- _WHAT THE EXERCISE ASKS_
Draw out every line with the word "镇中路站" from the listing below.

Dataset items:
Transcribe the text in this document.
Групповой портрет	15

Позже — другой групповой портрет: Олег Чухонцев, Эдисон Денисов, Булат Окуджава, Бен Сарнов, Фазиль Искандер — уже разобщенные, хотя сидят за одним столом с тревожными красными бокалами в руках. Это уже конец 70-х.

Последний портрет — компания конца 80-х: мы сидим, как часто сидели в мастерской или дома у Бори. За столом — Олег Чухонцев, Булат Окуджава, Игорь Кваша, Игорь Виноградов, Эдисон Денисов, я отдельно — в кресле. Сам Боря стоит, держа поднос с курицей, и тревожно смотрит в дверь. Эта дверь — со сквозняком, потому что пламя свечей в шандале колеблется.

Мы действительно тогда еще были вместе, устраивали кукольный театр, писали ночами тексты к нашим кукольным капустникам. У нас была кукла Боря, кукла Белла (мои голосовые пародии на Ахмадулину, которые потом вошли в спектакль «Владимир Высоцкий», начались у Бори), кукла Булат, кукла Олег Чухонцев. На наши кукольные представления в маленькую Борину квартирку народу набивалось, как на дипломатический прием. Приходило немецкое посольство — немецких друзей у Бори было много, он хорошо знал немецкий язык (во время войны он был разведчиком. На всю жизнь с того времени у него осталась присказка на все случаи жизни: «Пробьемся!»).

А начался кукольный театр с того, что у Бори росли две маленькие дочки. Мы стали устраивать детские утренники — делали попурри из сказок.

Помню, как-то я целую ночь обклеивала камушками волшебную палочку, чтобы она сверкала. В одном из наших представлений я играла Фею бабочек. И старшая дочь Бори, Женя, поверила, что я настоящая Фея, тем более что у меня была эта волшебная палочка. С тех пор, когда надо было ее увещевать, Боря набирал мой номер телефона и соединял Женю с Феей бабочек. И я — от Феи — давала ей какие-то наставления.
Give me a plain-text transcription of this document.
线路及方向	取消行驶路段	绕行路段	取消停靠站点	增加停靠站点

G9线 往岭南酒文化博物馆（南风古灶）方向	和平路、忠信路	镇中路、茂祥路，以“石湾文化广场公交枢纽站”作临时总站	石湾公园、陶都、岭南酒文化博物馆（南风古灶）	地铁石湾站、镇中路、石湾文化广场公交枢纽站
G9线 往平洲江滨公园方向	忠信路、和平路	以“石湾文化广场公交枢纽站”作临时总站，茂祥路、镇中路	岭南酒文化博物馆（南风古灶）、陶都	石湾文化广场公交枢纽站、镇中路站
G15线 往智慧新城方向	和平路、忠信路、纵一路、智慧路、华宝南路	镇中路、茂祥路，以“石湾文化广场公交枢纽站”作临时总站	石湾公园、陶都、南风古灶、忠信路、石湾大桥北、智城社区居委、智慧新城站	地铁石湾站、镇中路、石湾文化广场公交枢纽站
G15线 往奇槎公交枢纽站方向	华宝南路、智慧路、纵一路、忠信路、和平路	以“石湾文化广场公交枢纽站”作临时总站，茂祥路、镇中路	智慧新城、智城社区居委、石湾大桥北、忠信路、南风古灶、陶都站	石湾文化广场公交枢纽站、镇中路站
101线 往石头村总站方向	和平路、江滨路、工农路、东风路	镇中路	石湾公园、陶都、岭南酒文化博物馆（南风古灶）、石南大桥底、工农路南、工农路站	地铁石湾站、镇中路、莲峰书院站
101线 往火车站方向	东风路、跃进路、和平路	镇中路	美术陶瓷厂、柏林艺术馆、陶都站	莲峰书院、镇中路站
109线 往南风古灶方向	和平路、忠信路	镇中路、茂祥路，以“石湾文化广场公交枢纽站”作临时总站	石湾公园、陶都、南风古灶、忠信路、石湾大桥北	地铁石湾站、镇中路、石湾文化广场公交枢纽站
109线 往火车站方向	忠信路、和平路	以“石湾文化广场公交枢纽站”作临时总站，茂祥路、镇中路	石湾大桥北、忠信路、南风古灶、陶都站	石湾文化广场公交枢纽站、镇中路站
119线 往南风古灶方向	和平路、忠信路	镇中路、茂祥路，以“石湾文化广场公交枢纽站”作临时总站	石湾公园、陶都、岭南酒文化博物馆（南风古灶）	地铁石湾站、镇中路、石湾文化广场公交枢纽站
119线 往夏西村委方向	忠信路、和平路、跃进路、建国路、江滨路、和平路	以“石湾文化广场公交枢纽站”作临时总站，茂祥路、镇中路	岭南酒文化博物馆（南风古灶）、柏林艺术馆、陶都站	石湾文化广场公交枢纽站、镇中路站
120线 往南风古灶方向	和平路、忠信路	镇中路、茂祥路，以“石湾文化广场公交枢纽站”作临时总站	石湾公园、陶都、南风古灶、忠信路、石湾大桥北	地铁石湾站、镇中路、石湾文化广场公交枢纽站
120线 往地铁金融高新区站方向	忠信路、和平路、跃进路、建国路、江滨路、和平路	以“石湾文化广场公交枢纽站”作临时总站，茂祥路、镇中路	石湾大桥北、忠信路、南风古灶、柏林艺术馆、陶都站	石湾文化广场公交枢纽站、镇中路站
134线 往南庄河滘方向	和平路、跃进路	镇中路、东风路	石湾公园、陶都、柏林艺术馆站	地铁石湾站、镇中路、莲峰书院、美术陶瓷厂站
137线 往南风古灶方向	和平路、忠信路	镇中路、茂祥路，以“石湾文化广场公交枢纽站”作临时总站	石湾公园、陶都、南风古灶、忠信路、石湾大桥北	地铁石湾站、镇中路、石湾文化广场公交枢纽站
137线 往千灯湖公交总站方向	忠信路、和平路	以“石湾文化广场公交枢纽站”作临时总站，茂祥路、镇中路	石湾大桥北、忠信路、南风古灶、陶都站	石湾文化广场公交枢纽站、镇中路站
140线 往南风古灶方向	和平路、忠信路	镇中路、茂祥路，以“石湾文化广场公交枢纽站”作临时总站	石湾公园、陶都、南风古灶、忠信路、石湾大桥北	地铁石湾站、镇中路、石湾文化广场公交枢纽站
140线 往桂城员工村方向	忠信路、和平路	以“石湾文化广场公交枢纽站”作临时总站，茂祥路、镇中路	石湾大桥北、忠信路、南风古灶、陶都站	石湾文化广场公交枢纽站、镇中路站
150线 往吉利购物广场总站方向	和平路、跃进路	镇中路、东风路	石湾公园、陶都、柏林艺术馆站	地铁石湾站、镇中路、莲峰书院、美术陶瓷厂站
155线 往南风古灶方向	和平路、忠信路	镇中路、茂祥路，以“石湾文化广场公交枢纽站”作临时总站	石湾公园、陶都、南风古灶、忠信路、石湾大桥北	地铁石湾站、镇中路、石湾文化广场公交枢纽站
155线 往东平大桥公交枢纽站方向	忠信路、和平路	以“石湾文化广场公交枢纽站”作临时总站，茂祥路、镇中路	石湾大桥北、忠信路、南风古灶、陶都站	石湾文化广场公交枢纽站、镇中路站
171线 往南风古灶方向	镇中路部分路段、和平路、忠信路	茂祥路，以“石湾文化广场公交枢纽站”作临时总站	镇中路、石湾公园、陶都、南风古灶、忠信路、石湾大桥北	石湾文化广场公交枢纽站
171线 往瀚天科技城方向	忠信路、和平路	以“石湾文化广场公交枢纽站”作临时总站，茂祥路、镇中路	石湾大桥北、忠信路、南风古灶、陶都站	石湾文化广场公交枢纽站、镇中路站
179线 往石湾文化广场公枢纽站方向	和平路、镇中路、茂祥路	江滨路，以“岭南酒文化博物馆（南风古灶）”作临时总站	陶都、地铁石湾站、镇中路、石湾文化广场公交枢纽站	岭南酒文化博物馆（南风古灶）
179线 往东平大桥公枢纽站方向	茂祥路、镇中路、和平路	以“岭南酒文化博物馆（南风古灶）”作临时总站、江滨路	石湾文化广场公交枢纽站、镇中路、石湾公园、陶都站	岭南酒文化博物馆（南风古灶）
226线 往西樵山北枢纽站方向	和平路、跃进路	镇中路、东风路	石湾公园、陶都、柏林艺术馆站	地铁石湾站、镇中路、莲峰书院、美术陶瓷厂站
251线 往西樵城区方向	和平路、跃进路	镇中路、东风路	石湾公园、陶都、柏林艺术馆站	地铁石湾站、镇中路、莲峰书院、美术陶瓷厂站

- _WRITTEN RESPONSE_
G9线 往平洲江滨公园方向	忠信路、和平路	以“石湾文化广场公交枢纽站”作临时总站，茂祥路、镇中路	岭南酒文化博物馆（南风古灶）、陶都	石湾文化广场公交枢纽站、镇中路站
G15线 往奇槎公交枢纽站方向	华宝南路、智慧路、纵一路、忠信路、和平路	以“石湾文化广场公交枢纽站”作临时总站，茂祥路、镇中路	智慧新城、智城社区居委、石湾大桥北、忠信路、南风古灶、陶都站	石湾文化广场公交枢纽站、镇中路站
101线 往火车站方向	东风路、跃进路、和平路	镇中路	美术陶瓷厂、柏林艺术馆、陶都站	莲峰书院、镇中路站
109线 往火车站方向	忠信路、和平路	以“石湾文化广场公交枢纽站”作临时总站，茂祥路、镇中路	石湾大桥北、忠信路、南风古灶、陶都站	石湾文化广场公交枢纽站、镇中路站
119线 往夏西村委方向	忠信路、和平路、跃进路、建国路、江滨路、和平路	以“石湾文化广场公交枢纽站”作临时总站，茂祥路、镇中路	岭南酒文化博物馆（南风古灶）、柏林艺术馆、陶都站	石湾文化广场公交枢纽站、镇中路站
120线 往地铁金融高新区站方向	忠信路、和平路、跃进路、建国路、江滨路、和平路	以“石湾文化广场公交枢纽站”作临时总站，茂祥路、镇中路	石湾大桥北、忠信路、南风古灶、柏林艺术馆、陶都站	石湾文化广场公交枢纽站、镇中路站
137线 往千灯湖公交总站方向	忠信路、和平路	以“石湾文化广场公交枢纽站”作临时总站，茂祥路、镇中路	石湾大桥北、忠信路、南风古灶、陶都站	石湾文化广场公交枢纽站、镇中路站
140线 往桂城员工村方向	忠信路、和平路	以“石湾文化广场公交枢纽站”作临时总站，茂祥路、镇中路	石湾大桥北、忠信路、南风古灶、陶都站	石湾文化广场公交枢纽站、镇中路站
155线 往东平大桥公交枢纽站方向	忠信路、和平路	以“石湾文化广场公交枢纽站”作临时总站，茂祥路、镇中路	石湾大桥北、忠信路、南风古灶、陶都站	石湾文化广场公交枢纽站、镇中路站
171线 往瀚天科技城方向	忠信路、和平路	以“石湾文化广场公交枢纽站”作临时总站，茂祥路、镇中路	石湾大桥北、忠信路、南风古灶、陶都站	石湾文化广场公交枢纽站、镇中路站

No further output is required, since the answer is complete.